| TASK DESCRIPTION |
In the listing below, pick out lines with "врач".

(Source records)
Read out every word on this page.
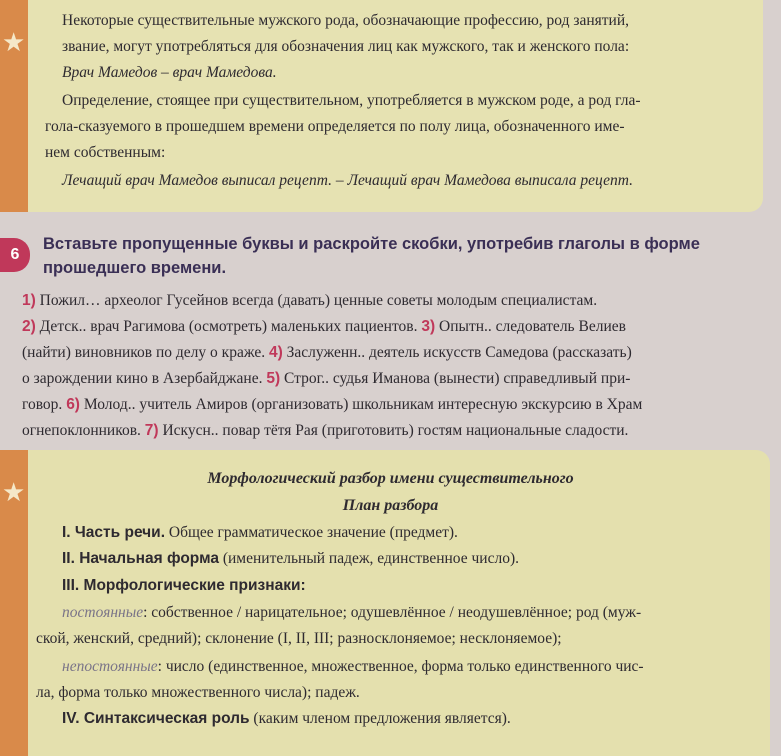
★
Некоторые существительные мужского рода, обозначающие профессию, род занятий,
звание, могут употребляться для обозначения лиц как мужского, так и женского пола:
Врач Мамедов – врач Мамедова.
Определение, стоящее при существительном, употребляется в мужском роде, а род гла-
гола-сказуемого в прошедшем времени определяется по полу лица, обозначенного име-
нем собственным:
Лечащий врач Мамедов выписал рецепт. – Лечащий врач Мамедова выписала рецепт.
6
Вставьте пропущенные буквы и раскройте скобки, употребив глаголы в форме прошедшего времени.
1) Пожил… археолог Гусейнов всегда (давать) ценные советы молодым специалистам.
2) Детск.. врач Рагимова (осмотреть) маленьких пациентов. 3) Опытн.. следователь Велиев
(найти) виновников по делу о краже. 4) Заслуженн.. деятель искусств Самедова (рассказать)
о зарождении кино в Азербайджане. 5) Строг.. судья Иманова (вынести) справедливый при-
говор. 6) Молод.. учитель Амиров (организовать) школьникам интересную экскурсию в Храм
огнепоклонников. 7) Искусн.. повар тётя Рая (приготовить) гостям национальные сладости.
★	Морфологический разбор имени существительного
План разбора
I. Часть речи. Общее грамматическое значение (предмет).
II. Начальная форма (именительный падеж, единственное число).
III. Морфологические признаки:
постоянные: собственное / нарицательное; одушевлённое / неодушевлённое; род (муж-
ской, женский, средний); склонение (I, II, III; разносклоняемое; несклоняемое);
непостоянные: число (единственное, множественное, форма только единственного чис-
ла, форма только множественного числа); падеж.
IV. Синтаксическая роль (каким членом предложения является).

---

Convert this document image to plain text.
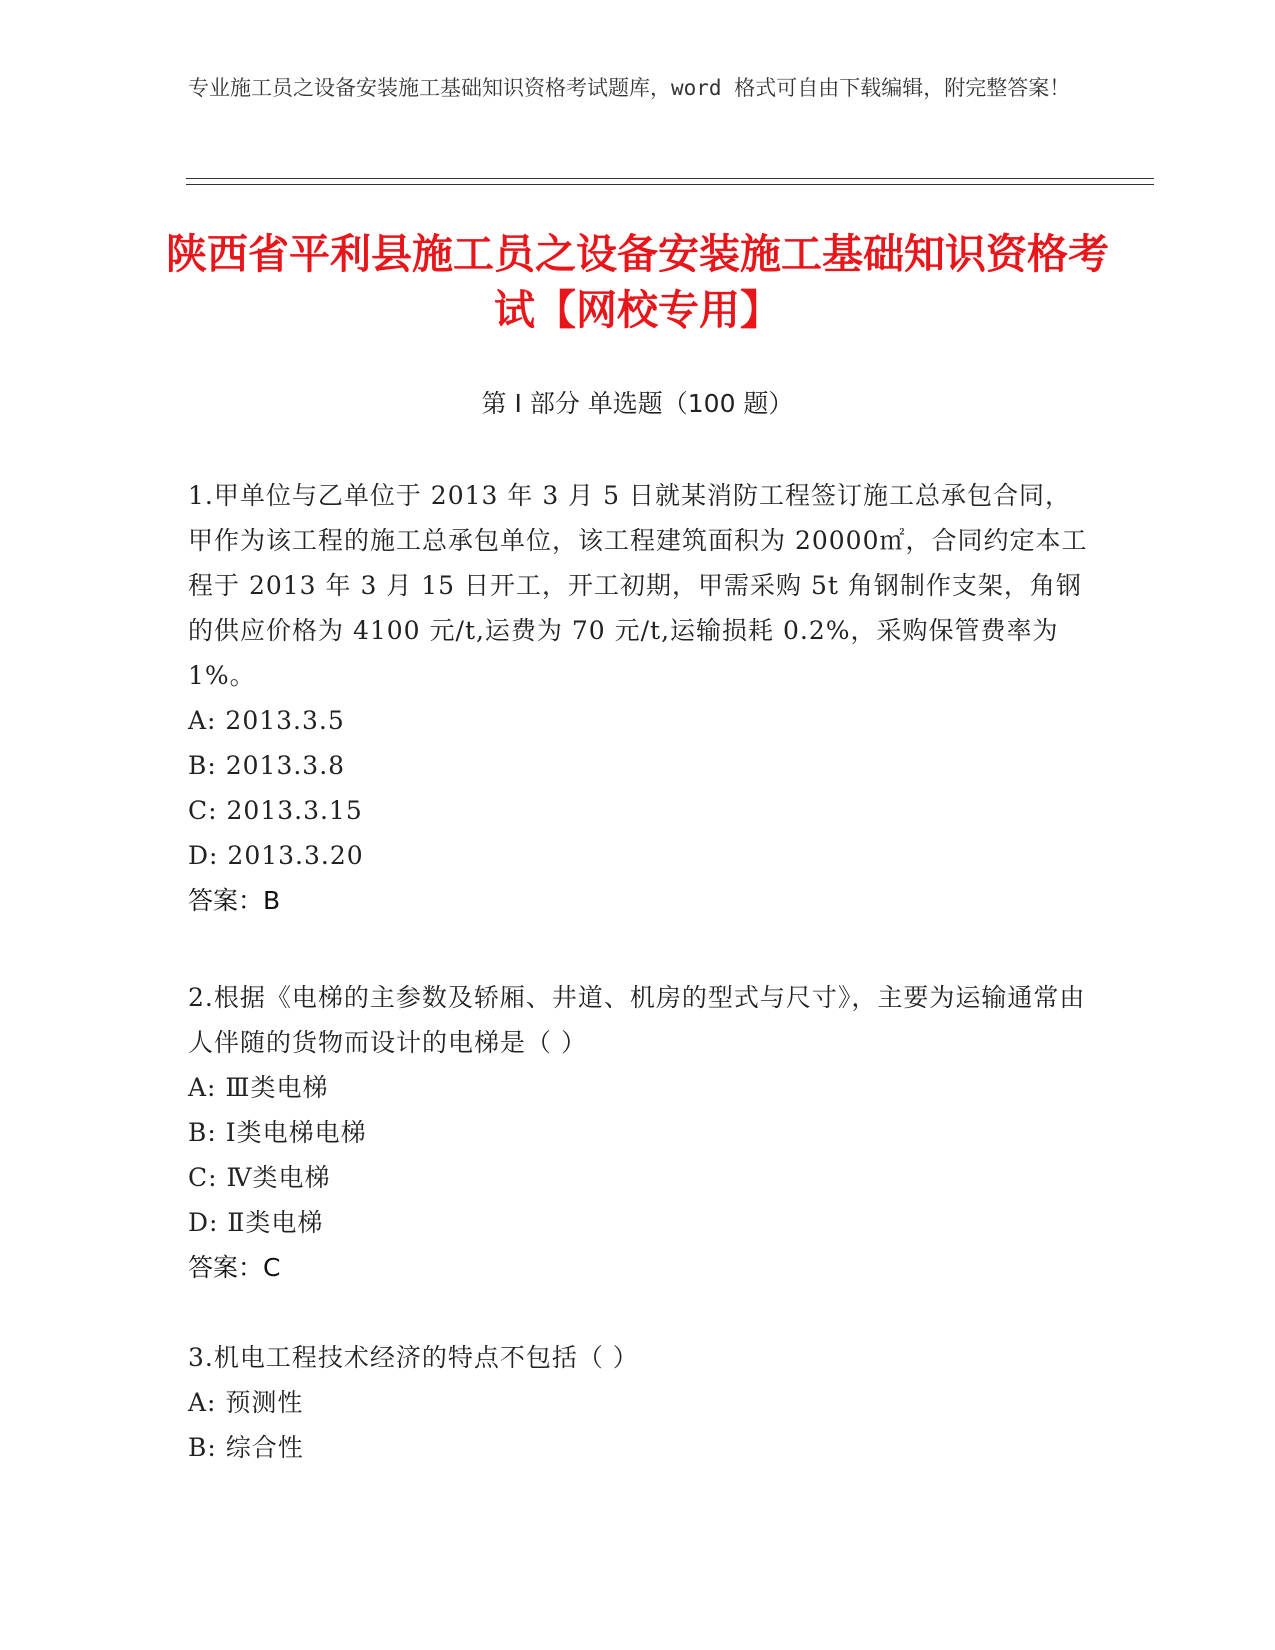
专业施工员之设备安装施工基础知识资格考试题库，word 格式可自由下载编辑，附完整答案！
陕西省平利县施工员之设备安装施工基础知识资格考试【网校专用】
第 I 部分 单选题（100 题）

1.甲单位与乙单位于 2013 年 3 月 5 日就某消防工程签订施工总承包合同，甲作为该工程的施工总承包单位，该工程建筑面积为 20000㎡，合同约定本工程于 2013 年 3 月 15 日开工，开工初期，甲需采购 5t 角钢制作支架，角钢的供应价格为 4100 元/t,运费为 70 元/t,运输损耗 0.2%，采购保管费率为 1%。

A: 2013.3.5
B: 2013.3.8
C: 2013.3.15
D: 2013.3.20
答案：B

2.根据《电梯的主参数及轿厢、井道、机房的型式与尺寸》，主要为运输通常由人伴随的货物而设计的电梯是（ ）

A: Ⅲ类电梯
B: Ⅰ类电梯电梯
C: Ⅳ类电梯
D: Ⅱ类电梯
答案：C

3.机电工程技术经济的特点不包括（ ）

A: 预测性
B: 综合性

| EXERCISE ANSWER |
Врач Мамедов – врач Мамедова.
Лечащий врач Мамедов выписал рецепт. – Лечащий врач Мамедова выписала рецепт.
2) Детск.. врач Рагимова (осмотреть) маленьких пациентов. 3) Опытн.. следователь Велиев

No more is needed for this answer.